JOB →
Please answer these questions using the Magic card-trading passage below.
1. What price does the passage give for Underground Sea?
2. What share of customers were seriously interested in cards over $100?
3. What price is listed for the Vampire Nighthawks play set?

During this time MTG was entering the first of two Bull Markets within a five-year span. The first was Innistrad/RTR. This standard period was one of the best in recent memory due to card quality in standard. Liliana of The Veil, Snapcaster Mage, Cavern of Souls, and Shocklands were all in standard. The average standard magic collection had eternal appeal due to the power level of the environment which in turn made it far easier to trade up the latter into reserved list cards. This price gap between the most expensive cards in standard LOTV ($50) and Underground Sea ($180), created a rift that pushed everything in Legacy up 100% and Modern up 75%. Grinding the gap allowed me to pay for several undergraduate classes.

Around this time, I also started paying attention to the arbitrage available between online stores and local vendors. With local stores needing cash flow to survive, they often had to choose between expensive cards in the display case and inventory that is applicable to the majority of the player base. Stores all over the country need to sell cards to stay in business, the specific cards they sell are far less important. My local area had more casual players than competitive players, which meant that cards like Elvish Mystic and Doom Blade were always in high demand. With less than 1% of customers being seriously interested in cards over $100, the novelty of dual lands and power was dubious for the vendors in question but more useful to me in my expanding sphere of activity.

With this information I would aggressively trade down to commons and uncommons that were prevalent in the community and either buylist to stores or just outright sell online in lots of four. The key to this process was understanding the market and leaning into discounted prices on recently reprinted staples as they would near peak supply.

Here are some examples of cards that I was targeting to flip that others were ignoring:

  • Doom Blade play set: $2.00
  • “Sliver Pack” 4x Every C/U M14 Slivers (Excluding Manaweft): $5.00
  • Conspiracy Squirrel Token play set: $4.00
  • Vampire Nighthawks play set: $3.00

Moving cards like this around in volume at the time was far easier to find, trade for and sell. Most competitive players would consider this draft chaff and wouldn’t be interested in trading on penny margins.

DATASET EXCERPT →
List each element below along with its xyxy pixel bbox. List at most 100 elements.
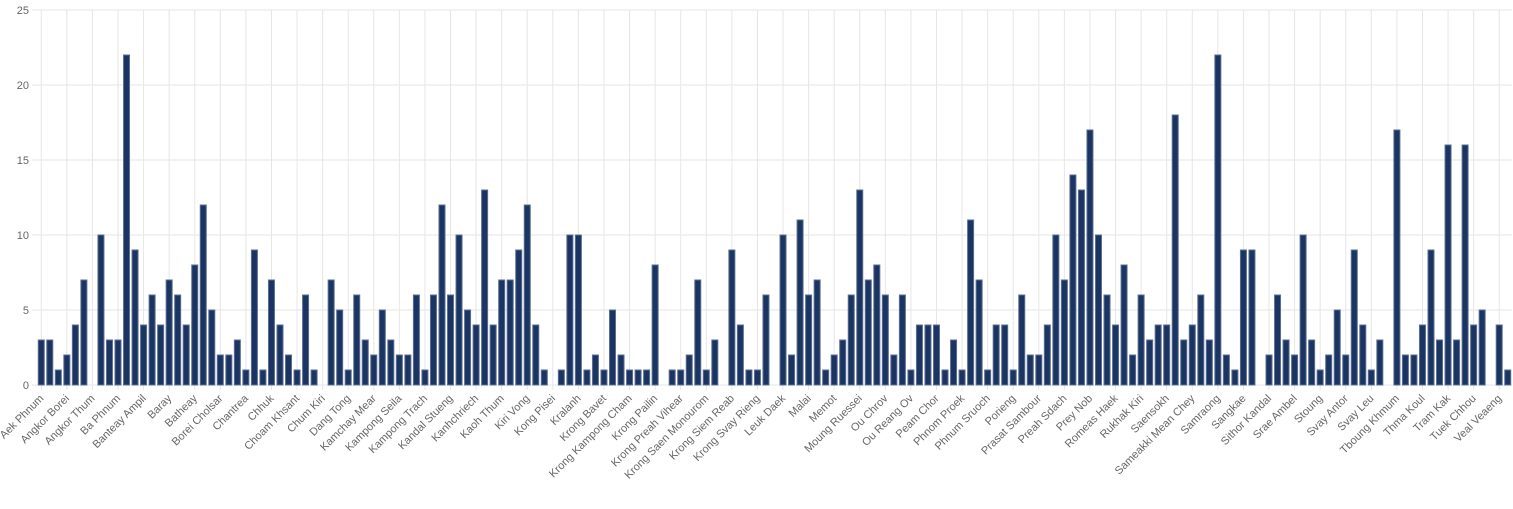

SOLUTION →
1. $180
2. Less than 1%
3. $3.00